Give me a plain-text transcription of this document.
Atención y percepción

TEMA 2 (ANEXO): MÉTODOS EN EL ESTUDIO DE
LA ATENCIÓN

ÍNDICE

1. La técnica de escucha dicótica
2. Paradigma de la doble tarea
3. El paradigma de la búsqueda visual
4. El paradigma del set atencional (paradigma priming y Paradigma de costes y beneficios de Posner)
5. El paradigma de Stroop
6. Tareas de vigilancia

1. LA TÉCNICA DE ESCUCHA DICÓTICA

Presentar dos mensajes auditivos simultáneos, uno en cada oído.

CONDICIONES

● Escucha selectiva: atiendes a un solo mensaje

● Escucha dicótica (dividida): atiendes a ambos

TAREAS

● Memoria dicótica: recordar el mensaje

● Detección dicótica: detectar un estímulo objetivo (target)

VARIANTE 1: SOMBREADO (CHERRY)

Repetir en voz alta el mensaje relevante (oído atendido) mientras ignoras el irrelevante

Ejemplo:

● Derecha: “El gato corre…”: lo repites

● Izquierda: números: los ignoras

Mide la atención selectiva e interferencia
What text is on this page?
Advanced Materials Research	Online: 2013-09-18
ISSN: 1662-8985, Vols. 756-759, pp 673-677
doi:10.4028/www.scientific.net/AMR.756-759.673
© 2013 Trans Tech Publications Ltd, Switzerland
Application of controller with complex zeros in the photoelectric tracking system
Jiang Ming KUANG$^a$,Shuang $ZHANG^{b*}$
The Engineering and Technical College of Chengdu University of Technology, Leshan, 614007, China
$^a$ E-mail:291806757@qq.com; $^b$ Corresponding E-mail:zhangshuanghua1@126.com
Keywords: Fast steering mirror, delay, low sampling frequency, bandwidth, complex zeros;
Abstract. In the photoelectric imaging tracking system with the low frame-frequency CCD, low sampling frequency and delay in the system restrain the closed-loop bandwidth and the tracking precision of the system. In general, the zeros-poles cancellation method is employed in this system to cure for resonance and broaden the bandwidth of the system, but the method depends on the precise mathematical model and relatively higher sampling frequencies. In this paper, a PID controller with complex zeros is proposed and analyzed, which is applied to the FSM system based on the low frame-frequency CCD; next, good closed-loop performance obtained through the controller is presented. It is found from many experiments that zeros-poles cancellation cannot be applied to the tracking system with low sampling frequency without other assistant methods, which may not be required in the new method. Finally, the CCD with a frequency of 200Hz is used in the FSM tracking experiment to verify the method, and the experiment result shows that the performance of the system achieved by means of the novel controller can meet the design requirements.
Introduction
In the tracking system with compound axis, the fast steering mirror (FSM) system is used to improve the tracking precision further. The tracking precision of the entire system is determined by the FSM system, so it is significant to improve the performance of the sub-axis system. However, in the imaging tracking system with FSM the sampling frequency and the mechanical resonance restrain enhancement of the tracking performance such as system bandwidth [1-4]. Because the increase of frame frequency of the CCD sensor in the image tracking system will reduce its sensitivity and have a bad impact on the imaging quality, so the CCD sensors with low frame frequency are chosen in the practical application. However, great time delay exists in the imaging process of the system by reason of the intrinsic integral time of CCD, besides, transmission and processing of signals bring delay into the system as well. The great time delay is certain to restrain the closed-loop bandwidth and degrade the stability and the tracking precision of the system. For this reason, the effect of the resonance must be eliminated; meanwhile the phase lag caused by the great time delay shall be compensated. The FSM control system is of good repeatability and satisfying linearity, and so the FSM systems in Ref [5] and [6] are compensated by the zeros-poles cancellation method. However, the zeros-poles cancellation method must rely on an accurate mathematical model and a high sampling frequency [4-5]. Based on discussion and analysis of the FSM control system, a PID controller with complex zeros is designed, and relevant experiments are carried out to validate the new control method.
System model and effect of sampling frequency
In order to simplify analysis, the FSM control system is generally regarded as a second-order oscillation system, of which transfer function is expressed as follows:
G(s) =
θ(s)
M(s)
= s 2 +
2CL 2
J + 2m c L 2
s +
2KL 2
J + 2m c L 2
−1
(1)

-*-

Using the material above, report each line where "selectiva" occurs.

Solution to this problem.
● Escucha selectiva: atiendes a un solo mensaje
Mide la atención selectiva e interferencia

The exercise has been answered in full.